STATED GOAL
Tally the lines of the listing that contain the word "Comment", then give the total and nothing else.

********

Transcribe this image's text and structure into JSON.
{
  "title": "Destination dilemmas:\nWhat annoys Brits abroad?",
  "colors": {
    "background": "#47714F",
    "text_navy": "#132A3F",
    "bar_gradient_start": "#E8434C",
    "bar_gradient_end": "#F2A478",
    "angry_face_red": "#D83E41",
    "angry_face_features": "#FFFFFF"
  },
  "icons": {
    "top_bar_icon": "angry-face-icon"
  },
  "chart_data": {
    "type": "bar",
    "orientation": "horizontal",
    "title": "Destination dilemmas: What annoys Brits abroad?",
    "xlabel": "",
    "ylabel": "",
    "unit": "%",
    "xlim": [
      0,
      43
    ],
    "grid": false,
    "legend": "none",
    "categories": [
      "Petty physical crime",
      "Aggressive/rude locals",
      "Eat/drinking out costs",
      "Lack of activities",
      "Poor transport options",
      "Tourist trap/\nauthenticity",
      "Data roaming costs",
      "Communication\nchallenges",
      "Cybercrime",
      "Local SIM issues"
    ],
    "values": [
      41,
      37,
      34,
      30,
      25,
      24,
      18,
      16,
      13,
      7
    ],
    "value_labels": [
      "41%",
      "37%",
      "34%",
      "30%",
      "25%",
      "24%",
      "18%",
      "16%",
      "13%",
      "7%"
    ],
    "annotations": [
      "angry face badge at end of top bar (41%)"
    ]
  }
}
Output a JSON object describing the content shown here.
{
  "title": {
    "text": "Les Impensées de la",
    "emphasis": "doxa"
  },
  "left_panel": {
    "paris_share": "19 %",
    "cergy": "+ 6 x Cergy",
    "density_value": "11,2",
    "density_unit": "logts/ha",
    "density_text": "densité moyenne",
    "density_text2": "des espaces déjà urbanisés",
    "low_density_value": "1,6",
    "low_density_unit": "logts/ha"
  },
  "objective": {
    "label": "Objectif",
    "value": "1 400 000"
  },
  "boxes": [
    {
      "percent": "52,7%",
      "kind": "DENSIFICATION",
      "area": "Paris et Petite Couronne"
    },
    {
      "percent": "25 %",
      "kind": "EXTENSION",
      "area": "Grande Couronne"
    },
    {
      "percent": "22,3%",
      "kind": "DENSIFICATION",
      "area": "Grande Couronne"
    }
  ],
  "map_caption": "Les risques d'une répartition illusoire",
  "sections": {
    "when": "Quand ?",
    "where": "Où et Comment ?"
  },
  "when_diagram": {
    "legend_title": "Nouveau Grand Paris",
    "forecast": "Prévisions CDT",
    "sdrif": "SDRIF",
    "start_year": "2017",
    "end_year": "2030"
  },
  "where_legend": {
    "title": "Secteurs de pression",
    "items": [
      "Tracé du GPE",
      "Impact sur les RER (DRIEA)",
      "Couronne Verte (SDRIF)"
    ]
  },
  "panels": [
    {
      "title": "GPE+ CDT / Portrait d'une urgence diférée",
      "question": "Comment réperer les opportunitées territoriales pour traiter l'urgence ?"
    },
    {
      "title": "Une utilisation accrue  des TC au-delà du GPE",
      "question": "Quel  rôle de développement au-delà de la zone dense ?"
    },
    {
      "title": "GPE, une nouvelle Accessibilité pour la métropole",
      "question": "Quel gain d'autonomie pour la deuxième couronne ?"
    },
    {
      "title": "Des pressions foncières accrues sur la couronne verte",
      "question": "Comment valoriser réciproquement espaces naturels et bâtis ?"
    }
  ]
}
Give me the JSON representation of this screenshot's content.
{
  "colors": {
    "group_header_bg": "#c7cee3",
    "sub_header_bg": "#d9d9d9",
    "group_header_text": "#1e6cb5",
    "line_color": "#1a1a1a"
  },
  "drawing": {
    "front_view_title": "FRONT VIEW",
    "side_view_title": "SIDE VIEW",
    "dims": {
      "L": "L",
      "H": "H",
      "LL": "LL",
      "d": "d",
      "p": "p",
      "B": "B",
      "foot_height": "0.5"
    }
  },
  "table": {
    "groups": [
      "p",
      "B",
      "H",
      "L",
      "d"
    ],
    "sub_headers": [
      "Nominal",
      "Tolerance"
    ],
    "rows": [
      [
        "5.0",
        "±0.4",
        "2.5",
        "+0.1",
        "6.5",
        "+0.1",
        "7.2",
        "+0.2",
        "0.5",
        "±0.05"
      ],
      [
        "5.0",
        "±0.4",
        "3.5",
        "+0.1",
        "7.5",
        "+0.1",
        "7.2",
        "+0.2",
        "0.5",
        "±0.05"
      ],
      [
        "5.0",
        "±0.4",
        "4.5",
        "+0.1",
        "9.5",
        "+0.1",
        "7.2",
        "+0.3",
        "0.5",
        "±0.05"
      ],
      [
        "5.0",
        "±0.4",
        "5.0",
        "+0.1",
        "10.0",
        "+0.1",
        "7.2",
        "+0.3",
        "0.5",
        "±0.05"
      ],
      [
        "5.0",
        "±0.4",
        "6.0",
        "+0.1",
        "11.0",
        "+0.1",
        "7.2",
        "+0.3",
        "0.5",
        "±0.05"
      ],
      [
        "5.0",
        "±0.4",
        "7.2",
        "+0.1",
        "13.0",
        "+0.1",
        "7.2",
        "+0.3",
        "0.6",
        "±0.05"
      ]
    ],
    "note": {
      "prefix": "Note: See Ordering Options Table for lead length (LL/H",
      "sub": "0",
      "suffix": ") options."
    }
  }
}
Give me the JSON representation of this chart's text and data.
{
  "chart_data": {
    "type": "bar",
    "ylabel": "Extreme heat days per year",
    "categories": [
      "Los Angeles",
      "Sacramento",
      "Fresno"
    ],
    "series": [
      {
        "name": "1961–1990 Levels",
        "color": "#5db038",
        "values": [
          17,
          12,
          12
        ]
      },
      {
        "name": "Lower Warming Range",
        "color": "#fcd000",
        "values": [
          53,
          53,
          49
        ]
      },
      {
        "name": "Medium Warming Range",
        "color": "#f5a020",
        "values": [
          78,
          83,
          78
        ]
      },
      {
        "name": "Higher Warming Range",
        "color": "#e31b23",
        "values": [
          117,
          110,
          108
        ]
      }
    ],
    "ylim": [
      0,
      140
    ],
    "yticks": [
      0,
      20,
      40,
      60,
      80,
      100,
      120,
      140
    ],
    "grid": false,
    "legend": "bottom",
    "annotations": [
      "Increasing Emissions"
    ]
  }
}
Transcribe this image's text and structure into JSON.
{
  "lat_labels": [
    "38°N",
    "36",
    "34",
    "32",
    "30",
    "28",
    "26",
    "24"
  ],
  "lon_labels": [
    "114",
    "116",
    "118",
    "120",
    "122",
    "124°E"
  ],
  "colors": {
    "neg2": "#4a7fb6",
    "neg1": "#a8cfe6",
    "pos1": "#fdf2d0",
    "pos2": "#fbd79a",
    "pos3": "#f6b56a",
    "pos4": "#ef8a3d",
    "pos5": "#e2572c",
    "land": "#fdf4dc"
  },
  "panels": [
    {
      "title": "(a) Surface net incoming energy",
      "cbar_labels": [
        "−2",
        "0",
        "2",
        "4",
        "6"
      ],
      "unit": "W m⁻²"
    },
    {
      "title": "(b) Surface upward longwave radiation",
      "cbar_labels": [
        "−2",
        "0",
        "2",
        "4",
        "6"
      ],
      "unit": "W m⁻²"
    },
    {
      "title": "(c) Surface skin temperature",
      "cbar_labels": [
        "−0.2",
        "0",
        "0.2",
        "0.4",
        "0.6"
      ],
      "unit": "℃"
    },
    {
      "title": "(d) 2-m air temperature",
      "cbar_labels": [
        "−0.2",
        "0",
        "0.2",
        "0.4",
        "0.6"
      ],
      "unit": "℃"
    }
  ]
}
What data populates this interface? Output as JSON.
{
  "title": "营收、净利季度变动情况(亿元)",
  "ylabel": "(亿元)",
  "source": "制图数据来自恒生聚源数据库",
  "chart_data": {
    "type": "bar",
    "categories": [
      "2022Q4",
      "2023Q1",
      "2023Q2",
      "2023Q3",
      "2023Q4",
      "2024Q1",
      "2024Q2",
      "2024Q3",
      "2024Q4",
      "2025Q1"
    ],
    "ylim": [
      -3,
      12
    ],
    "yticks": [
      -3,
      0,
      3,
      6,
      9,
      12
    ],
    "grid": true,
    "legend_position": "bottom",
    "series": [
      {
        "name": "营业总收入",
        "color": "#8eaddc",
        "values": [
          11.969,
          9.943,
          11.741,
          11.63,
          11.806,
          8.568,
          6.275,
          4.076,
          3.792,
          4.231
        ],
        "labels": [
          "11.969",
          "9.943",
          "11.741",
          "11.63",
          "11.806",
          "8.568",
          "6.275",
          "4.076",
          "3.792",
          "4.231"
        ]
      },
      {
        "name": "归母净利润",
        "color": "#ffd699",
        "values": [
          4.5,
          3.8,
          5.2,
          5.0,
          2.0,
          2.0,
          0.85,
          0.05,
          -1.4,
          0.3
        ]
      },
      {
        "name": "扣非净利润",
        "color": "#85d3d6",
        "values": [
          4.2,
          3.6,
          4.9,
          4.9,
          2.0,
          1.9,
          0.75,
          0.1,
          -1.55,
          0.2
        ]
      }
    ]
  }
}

********

ANSWER FOR THIS EXERCISE
3